TASK: Every line containing the word "原子数目与" needs to be found and copied.

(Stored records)
>>>

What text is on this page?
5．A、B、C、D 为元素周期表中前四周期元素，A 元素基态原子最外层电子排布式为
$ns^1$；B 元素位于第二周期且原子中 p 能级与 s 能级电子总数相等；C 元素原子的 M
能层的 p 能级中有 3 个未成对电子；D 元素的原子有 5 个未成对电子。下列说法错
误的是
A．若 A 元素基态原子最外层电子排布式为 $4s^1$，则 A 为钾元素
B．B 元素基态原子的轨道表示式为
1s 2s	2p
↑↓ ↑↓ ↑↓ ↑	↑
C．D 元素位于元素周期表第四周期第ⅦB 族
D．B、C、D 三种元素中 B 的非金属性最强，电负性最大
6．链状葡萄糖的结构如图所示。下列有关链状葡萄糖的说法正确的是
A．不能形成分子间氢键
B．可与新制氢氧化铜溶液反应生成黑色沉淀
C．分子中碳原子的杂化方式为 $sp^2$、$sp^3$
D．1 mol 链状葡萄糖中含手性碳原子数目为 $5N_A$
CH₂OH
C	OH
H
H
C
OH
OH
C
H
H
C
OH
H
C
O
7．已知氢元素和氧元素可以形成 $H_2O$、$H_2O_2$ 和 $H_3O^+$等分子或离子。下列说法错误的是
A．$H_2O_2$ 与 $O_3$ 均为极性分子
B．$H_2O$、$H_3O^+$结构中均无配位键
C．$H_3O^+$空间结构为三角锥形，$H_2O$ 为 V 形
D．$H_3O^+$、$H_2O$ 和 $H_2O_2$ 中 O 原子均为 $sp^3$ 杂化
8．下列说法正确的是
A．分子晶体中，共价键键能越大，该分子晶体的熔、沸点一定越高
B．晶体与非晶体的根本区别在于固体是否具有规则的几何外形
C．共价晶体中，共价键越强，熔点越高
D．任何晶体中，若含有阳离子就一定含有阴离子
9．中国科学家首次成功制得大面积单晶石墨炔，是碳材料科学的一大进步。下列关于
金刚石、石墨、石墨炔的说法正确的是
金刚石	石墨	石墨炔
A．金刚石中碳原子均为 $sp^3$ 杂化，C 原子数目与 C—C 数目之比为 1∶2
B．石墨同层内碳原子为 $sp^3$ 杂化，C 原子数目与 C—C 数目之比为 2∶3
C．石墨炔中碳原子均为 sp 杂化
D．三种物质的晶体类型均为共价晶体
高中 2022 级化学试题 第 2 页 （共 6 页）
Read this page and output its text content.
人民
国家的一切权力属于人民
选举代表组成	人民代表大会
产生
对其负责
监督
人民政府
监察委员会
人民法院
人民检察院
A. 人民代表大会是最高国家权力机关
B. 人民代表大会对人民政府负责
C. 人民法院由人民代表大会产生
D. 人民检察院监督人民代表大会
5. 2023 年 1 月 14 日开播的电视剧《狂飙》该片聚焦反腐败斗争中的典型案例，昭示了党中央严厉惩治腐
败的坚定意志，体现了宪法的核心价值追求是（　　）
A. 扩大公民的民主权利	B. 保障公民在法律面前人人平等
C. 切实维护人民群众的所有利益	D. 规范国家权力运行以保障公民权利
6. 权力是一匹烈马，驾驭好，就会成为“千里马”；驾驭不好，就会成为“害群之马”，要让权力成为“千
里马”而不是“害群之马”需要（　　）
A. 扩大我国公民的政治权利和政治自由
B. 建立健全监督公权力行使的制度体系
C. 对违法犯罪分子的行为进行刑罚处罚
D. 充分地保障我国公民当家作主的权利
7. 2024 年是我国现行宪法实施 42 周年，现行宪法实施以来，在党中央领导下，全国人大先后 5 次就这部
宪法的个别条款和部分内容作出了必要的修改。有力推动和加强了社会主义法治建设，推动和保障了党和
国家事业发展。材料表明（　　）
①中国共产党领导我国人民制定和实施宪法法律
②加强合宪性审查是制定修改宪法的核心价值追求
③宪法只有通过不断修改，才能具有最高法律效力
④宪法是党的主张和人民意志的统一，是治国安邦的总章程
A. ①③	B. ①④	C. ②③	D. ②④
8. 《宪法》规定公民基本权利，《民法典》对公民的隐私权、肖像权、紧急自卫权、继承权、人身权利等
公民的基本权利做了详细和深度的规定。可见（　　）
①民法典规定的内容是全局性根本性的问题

<<<

RESULT OF THE TASK:
A．金刚石中碳原子均为 $sp^3$ 杂化，C 原子数目与 C—C 数目之比为 1∶2
B．石墨同层内碳原子为 $sp^3$ 杂化，C 原子数目与 C—C 数目之比为 2∶3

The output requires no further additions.